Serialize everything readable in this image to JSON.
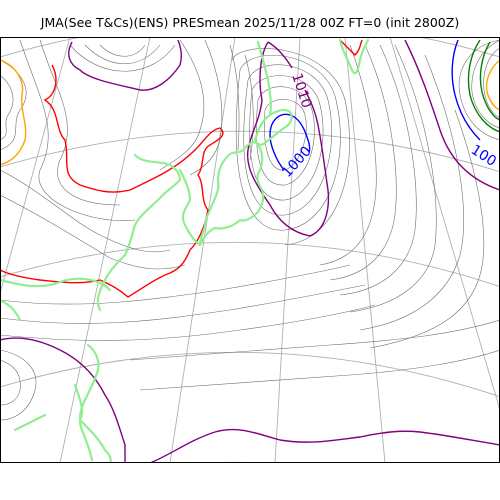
{
  "title": "JMA(See T&Cs)(ENS) PRESmean 2025/11/28 00Z FT=0 (init 2800Z)",
  "contour_labels": [
    {
      "text": "1010",
      "color": "#800080"
    },
    {
      "text": "1000",
      "color": "#0000ff"
    },
    {
      "text": "100",
      "color": "#0000ff"
    }
  ],
  "colors": {
    "coastline": "#90ee90",
    "isobar": "#6e6e6e",
    "graticule": "#b0b0b0",
    "contour_1020": "#ff0000",
    "contour_1010": "#800080",
    "contour_1000": "#0000ff",
    "contour_990": "#008000",
    "contour_1030": "#ffa500"
  }
}
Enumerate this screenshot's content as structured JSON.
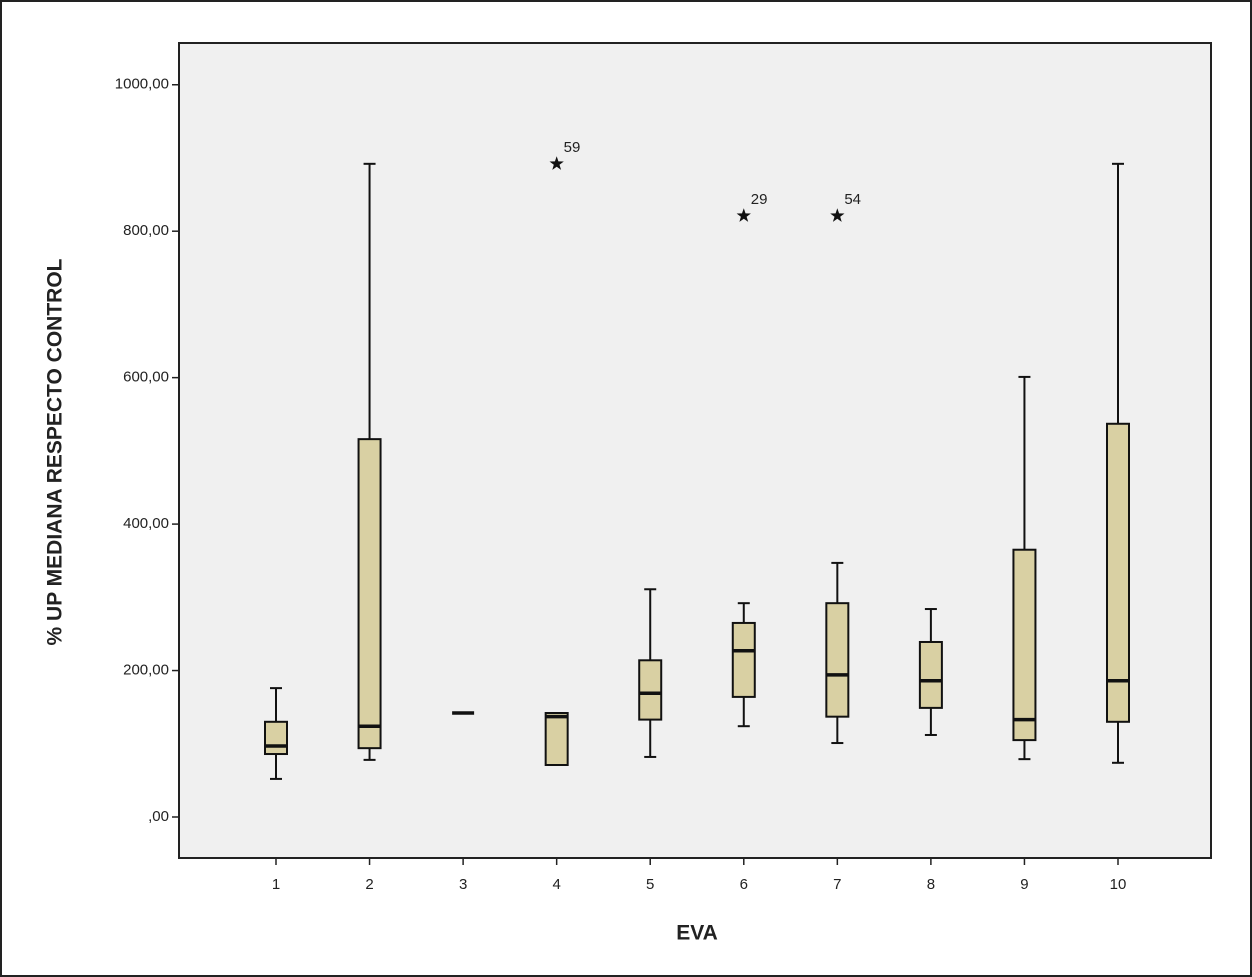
{
  "chart_data": {
    "type": "box",
    "x_label": "EVA",
    "y_label": "% UP MEDIANA RESPECTO CONTROL",
    "categories": [
      "1",
      "2",
      "3",
      "4",
      "5",
      "6",
      "7",
      "8",
      "9",
      "10"
    ],
    "min": [
      52,
      78,
      142,
      71,
      82,
      124,
      101,
      112,
      79,
      74
    ],
    "q1": [
      86,
      94,
      142,
      71,
      133,
      164,
      137,
      149,
      105,
      130
    ],
    "median": [
      97,
      124,
      142,
      137,
      169,
      227,
      194,
      186,
      133,
      186
    ],
    "q3": [
      130,
      516,
      142,
      142,
      214,
      265,
      292,
      239,
      365,
      537
    ],
    "max": [
      176,
      892,
      142,
      142,
      311,
      292,
      347,
      284,
      601,
      892
    ],
    "outliers": [
      {
        "category": "4",
        "value": 892,
        "label": "59"
      },
      {
        "category": "6",
        "value": 821,
        "label": "29"
      },
      {
        "category": "7",
        "value": 821,
        "label": "54"
      }
    ],
    "color": "#d9d0a3",
    "ylim": [
      -56,
      1057
    ],
    "yticks": [
      {
        "value": 0,
        "label": ",00"
      },
      {
        "value": 200,
        "label": "200,00"
      },
      {
        "value": 400,
        "label": "400,00"
      },
      {
        "value": 600,
        "label": "600,00"
      },
      {
        "value": 800,
        "label": "800,00"
      },
      {
        "value": 1000,
        "label": "1000,00"
      }
    ]
  }
}
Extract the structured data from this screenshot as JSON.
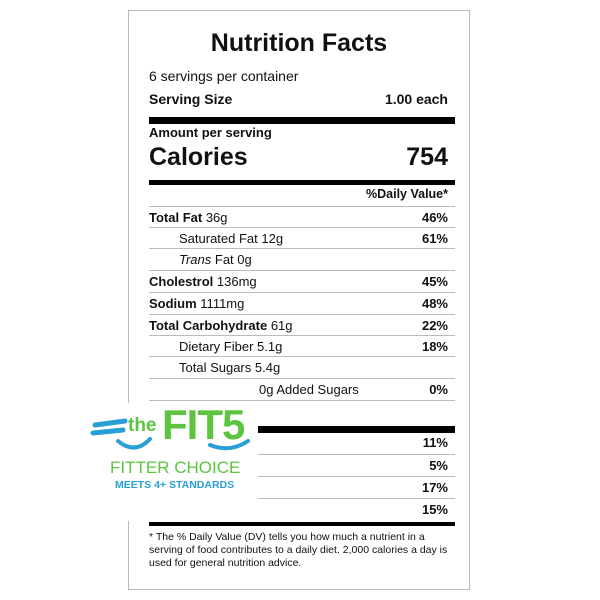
{
  "label": {
    "title": "Nutrition Facts",
    "servings": "6 servings per container",
    "serving_size_label": "Serving Size",
    "serving_size_value": "1.00 each",
    "amount_per_serving": "Amount per serving",
    "calories_label": "Calories",
    "calories_value": "754",
    "dv_header": "%Daily Value*",
    "rows": [
      {
        "name": "Total Fat",
        "amount": " 36g",
        "dv": "46%"
      },
      {
        "name": "Saturated Fat 12g",
        "amount": "",
        "dv": "61%"
      },
      {
        "name": "Trans",
        "amount": " Fat 0g",
        "dv": ""
      },
      {
        "name": "Cholestrol",
        "amount": " 136mg",
        "dv": "45%"
      },
      {
        "name": "Sodium",
        "amount": " 1111mg",
        "dv": "48%"
      },
      {
        "name": "Total Carbohydrate",
        "amount": " 61g",
        "dv": "22%"
      },
      {
        "name": "Dietary Fiber 5.1g",
        "amount": "",
        "dv": "18%"
      },
      {
        "name": "Total Sugars 5.4g",
        "amount": "",
        "dv": ""
      },
      {
        "name": "0g Added Sugars",
        "amount": "",
        "dv": "0%"
      }
    ],
    "lower_rows": [
      {
        "dv": "11%"
      },
      {
        "dv": "5%"
      },
      {
        "dv": "17%"
      },
      {
        "dv": "15%"
      }
    ],
    "footnote": "* The % Daily Value (DV) tells you how much a nutrient in a serving of food contributes to a daily diet. 2,000 calories a day is used for general nutrition advice."
  },
  "logo": {
    "the": "the",
    "fit5": "FIT5",
    "line1": "FITTER CHOICE",
    "line2": "MEETS 4+ STANDARDS",
    "green": "#5cc43f",
    "blue": "#2a9fd6"
  }
}
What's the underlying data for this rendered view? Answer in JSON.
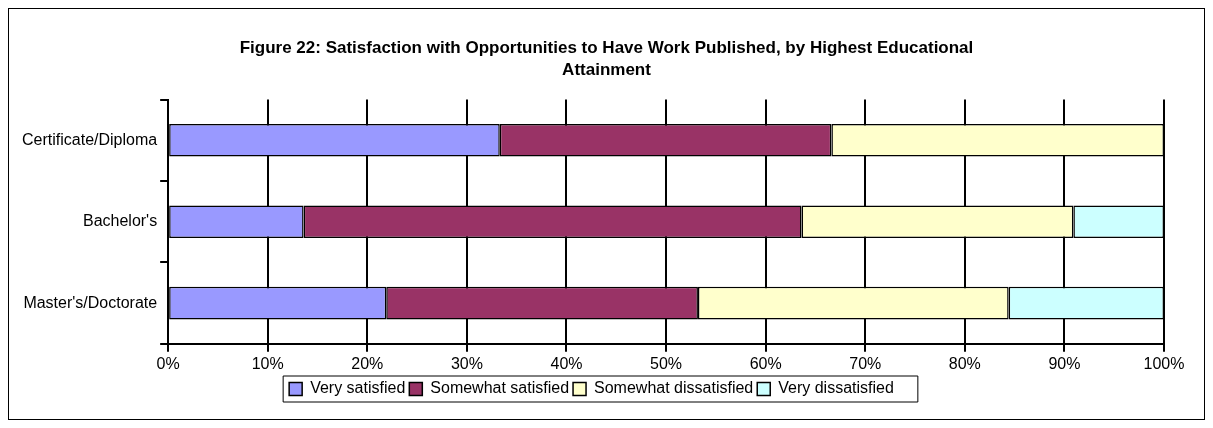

__Exercise directions__: Copy every line of the data word for word, omitting the images.

__Complete answer__:
Serialize everything readable in this image to JSON.
{
  "title": "JMA(See T&Cs)(ENS) PRESmean 2025/11/28 00Z FT=0 (init 2800Z)",
  "contour_labels": [
    {
      "text": "1010",
      "color": "#800080"
    },
    {
      "text": "1000",
      "color": "#0000ff"
    },
    {
      "text": "100",
      "color": "#0000ff"
    }
  ],
  "colors": {
    "coastline": "#90ee90",
    "isobar": "#6e6e6e",
    "graticule": "#b0b0b0",
    "contour_1020": "#ff0000",
    "contour_1010": "#800080",
    "contour_1000": "#0000ff",
    "contour_990": "#008000",
    "contour_1030": "#ffa500"
  }
}
Enumerate this screenshot's content as structured JSON.
{
  "chart_data": {
    "type": "box",
    "x_label": "EVA",
    "y_label": "% UP MEDIANA RESPECTO CONTROL",
    "categories": [
      "1",
      "2",
      "3",
      "4",
      "5",
      "6",
      "7",
      "8",
      "9",
      "10"
    ],
    "min": [
      52,
      78,
      142,
      71,
      82,
      124,
      101,
      112,
      79,
      74
    ],
    "q1": [
      86,
      94,
      142,
      71,
      133,
      164,
      137,
      149,
      105,
      130
    ],
    "median": [
      97,
      124,
      142,
      137,
      169,
      227,
      194,
      186,
      133,
      186
    ],
    "q3": [
      130,
      516,
      142,
      142,
      214,
      265,
      292,
      239,
      365,
      537
    ],
    "max": [
      176,
      892,
      142,
      142,
      311,
      292,
      347,
      284,
      601,
      892
    ],
    "outliers": [
      {
        "category": "4",
        "value": 892,
        "label": "59"
      },
      {
        "category": "6",
        "value": 821,
        "label": "29"
      },
      {
        "category": "7",
        "value": 821,
        "label": "54"
      }
    ],
    "color": "#d9d0a3",
    "ylim": [
      -56,
      1057
    ],
    "yticks": [
      {
        "value": 0,
        "label": ",00"
      },
      {
        "value": 200,
        "label": "200,00"
      },
      {
        "value": 400,
        "label": "400,00"
      },
      {
        "value": 600,
        "label": "600,00"
      },
      {
        "value": 800,
        "label": "800,00"
      },
      {
        "value": 1000,
        "label": "1000,00"
      }
    ]
  }
}
Extract the structured data from this screenshot as JSON.
{
  "label": {
    "title": "Nutrition Facts",
    "servings": "6 servings per container",
    "serving_size_label": "Serving Size",
    "serving_size_value": "1.00 each",
    "amount_per_serving": "Amount per serving",
    "calories_label": "Calories",
    "calories_value": "754",
    "dv_header": "%Daily Value*",
    "rows": [
      {
        "name": "Total Fat",
        "amount": " 36g",
        "dv": "46%"
      },
      {
        "name": "Saturated Fat 12g",
        "amount": "",
        "dv": "61%"
      },
      {
        "name": "Trans",
        "amount": " Fat 0g",
        "dv": ""
      },
      {
        "name": "Cholestrol",
        "amount": " 136mg",
        "dv": "45%"
      },
      {
        "name": "Sodium",
        "amount": " 1111mg",
        "dv": "48%"
      },
      {
        "name": "Total Carbohydrate",
        "amount": " 61g",
        "dv": "22%"
      },
      {
        "name": "Dietary Fiber 5.1g",
        "amount": "",
        "dv": "18%"
      },
      {
        "name": "Total Sugars 5.4g",
        "amount": "",
        "dv": ""
      },
      {
        "name": "0g Added Sugars",
        "amount": "",
        "dv": "0%"
      }
    ],
    "lower_rows": [
      {
        "dv": "11%"
      },
      {
        "dv": "5%"
      },
      {
        "dv": "17%"
      },
      {
        "dv": "15%"
      }
    ],
    "footnote": "* The % Daily Value (DV) tells you how much a nutrient in a serving of food contributes to a daily diet. 2,000 calories a day is used for general nutrition advice."
  },
  "logo": {
    "the": "the",
    "fit5": "FIT5",
    "line1": "FITTER CHOICE",
    "line2": "MEETS 4+ STANDARDS",
    "green": "#5cc43f",
    "blue": "#2a9fd6"
  }
}
What's the underlying data for this rendered view? Answer in JSON.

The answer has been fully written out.